## Page
=-=-=

To address these two key aspects, the apparatus for monocular 3D object detection according to the present disclosure includes an encoder 110, a weather codebook Z, a weather-adaptive diffusion model 120, and a detection block 130, as illustrated in FIG. 1. The encoder 110 encodes input features from input images.

The weather codebook Z is a new concept for how to quantify the degree of improvement required for input images in unknown weather conditions. The weather codebook Z learns knowledge of clear weather in its training phase and delivers it to the weather-adaptive diffusion model 120 to improve weather-related contents. No matter what weather image is given, the weather codebook Z may allow weather reference features, which are reference knowledge for appropriate enhancement under weather conditions, to be delivered to the weather-adaptive diffusion model 120.

The weather-adaptive diffusion model 120 effectively enhances feature representations under weather conditions, thereby enabling monocular 3D object detection to adapt to various types of weather. The detection block 130 performs monocular 3D object detection from images whose feature representations are enhanced by the weather-adaptive diffusion model 120.

The weather codebook Z is used to generate weather reference features that contain knowledge of reference weather in a given scene. The reference weather serves as a guide to indicate the degree of required weather improvement.

The clear weather is adopted as reference weather since it contains rich visual representations of objects. A loss function is used to induce the weather codebook Z to memorize information about clear weather and generate weather reference features for all inputs (e.g., clear weather or foggy weather). In an embodiment, a clear knowledge recalling (CKR) loss function may be used. This allows for understanding where improvements are required in input features based on the weather reference features.

The weather-adaptive diffusion model 120 is used to effectively enhance feature representations under weather conditions. For a given input feature (clear weather or foggy weather), the weather-adaptive diffusion model 120 dynamically enhances the representations of input features based on the weather reference features. The weather reference features serve to determine how much the input features need to be enhanced. The weather-adaptive diffusion model 120 of the present disclosure may utilize fog distribution as noise to learn changes in weather and combine knowledge of weather reference features to dynamically enhance feature representations. The weather-adaptive diffusion model may dynamically enhance feature representations regardless of clear or foggy conditions.

=-=-=

[Layout coordinate data]
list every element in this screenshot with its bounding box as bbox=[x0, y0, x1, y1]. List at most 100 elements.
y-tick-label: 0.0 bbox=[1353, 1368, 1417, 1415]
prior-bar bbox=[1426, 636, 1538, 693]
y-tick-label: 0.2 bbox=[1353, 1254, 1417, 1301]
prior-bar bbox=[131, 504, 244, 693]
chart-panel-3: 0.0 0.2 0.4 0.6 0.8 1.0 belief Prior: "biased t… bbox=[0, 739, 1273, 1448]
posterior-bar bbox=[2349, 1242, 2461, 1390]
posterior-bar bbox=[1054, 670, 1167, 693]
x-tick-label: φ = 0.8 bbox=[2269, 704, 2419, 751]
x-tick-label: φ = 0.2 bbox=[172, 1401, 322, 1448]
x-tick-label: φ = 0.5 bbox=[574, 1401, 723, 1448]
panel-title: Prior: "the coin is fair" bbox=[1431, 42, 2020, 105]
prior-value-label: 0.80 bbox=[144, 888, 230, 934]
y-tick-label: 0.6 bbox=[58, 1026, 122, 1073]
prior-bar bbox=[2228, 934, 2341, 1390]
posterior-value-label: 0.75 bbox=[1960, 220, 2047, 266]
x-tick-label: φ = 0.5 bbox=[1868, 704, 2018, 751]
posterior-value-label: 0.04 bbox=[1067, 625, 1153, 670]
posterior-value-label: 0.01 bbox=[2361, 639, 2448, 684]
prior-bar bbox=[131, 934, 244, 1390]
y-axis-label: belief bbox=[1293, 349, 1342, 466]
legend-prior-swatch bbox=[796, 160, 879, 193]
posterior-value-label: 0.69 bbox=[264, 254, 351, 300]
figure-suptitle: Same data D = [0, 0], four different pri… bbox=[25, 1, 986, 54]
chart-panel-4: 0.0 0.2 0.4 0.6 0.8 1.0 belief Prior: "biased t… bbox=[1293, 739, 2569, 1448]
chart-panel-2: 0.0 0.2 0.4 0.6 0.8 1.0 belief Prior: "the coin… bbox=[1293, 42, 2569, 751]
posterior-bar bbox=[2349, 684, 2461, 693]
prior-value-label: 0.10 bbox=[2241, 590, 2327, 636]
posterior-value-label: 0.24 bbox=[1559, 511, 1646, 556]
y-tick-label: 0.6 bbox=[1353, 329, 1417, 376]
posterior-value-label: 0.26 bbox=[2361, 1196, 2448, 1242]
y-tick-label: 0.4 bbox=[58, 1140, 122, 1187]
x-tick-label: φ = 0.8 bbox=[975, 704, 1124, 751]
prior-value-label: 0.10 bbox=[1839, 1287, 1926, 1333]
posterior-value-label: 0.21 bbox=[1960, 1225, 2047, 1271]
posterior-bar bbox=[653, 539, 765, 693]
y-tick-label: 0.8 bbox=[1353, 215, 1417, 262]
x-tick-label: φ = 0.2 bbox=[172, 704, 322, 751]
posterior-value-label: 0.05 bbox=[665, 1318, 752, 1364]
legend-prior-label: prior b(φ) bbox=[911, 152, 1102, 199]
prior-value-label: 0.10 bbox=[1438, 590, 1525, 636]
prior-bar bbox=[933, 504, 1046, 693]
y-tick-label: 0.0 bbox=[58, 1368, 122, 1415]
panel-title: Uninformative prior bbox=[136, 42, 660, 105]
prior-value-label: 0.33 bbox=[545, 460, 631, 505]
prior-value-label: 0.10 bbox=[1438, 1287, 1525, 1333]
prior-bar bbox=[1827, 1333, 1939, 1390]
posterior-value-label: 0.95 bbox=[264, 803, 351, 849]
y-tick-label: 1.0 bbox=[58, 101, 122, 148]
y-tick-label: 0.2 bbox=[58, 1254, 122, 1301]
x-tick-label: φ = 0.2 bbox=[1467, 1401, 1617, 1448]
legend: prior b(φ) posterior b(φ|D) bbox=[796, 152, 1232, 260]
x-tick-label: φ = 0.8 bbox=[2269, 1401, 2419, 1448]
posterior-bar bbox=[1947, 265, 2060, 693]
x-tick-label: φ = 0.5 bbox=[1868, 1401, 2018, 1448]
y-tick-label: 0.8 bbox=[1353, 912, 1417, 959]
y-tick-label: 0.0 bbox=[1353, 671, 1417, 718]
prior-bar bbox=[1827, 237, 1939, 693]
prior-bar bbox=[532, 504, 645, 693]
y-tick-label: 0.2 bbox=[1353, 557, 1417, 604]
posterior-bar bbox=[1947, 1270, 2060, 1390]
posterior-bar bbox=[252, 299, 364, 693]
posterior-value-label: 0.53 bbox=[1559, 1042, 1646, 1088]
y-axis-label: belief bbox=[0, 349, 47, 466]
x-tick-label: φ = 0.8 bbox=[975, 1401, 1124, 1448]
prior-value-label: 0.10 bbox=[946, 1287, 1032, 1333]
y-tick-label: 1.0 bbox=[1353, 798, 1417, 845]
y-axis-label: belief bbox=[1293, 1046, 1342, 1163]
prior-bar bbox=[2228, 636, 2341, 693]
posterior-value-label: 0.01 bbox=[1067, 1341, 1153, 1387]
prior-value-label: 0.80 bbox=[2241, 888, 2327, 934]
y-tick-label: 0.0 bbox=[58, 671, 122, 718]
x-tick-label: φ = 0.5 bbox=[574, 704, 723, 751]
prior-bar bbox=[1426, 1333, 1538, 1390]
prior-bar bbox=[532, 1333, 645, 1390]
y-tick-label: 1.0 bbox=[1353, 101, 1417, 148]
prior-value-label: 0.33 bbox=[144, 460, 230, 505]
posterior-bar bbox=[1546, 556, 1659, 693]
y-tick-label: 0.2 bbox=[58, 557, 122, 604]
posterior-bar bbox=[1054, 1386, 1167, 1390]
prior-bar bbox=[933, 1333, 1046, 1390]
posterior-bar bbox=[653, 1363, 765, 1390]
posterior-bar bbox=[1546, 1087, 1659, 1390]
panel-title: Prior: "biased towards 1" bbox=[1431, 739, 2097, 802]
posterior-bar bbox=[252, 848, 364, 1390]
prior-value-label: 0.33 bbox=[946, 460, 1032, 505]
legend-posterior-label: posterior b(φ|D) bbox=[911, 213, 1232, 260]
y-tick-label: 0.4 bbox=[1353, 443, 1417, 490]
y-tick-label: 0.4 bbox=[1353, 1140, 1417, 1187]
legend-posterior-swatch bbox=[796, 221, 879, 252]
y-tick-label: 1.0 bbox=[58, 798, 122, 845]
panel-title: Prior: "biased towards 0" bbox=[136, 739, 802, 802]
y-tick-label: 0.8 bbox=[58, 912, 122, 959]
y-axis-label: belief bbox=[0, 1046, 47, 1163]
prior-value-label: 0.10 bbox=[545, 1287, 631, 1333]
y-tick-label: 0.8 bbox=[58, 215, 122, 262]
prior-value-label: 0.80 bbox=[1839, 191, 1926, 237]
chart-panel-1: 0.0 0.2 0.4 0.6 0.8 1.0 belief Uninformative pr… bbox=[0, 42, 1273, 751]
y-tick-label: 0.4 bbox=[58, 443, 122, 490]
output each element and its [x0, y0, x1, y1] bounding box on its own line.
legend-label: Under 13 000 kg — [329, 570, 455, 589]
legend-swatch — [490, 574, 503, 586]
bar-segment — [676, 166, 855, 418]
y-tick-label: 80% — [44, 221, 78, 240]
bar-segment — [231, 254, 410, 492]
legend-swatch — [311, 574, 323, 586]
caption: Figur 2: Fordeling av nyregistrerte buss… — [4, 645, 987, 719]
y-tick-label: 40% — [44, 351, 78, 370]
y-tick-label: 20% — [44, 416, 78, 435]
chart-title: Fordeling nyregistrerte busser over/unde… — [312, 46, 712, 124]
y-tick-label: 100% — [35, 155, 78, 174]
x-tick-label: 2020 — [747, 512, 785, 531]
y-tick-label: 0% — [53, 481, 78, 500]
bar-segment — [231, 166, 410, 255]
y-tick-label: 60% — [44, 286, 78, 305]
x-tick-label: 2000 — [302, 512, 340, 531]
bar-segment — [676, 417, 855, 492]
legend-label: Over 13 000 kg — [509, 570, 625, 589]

=-=-=

## Tasks to perform
A: Extract everything from "The weather codebook Z is a" down to "to the weather-adaptive diffusion model 120." in the passage on monocular 3D object detection.
B: Which weather does the passage on monocular 3D object detection adopt as the reference weather?
C: Carry on the passage on monocular 3D object detection, picking up after its last sentence.
The data has no role in this work.

## Answers below
A:
The weather codebook Z is a new concept for how to quantify the degree of improvement required for input images in unknown weather conditions. The weather codebook Z learns knowledge of clear weather in its training phase and delivers it to the weather-adaptive diffusion model 120 to improve weather-related contents. No matter what weather image is given, the weather codebook Z may allow weather reference features, which are reference knowledge for appropriate enhancement under weather conditions, to be delivered to the weather-adaptive diffusion model 120.

B: Clear weather.

C:
In an embodiment, the difference between clear weather and foggy weather (change in weather) is defined as “fog distribution” and adopted as noise in the diffusion model. The weather-adaptive diffusion model 120 may use fog distribution to enhance feature representations under weather conditions through several phases in a reverse process. To achieve this, a weather-adaptive enhancement (WAE) loss function may be used. As a result, the present disclosure may perform weather-resistant 3D detection by adaptively enhancing feature representations under weather conditions.

In an embodiment, the detection block 130 may use a transformer encoder-decoder for implementation.

FIGS. 2 and 3 illustrate a flow of operation in an inference phase of the present disclosure. A deep learning network (backbone) receives an input image (clear image I_cor foggy image I^f) and encodes a corresponding input feature (input clear feature x^cor input foggy feature x^f) (step S110). Next, a weather codebook Z is used to generate a weather reference feature x^rindicative of a degree of improvement for a given input feature (step S120). A weather-adaptive diffusion model 120 enhances the input feature over T steps with reference to the weather reference feature x^r, thereby obtaining an enhanced feature {tilde over (x)}^cor {tilde over (x)}^f(step S130). Finally, a detection block 130 performs monocular 3D object detection using the enhanced feature (step S140).

[Training Process]

In an embodiment, the weather-adaptive diffusion model 120 and the detection block 130 are trained using the clear feature x^cin the training phase thereof.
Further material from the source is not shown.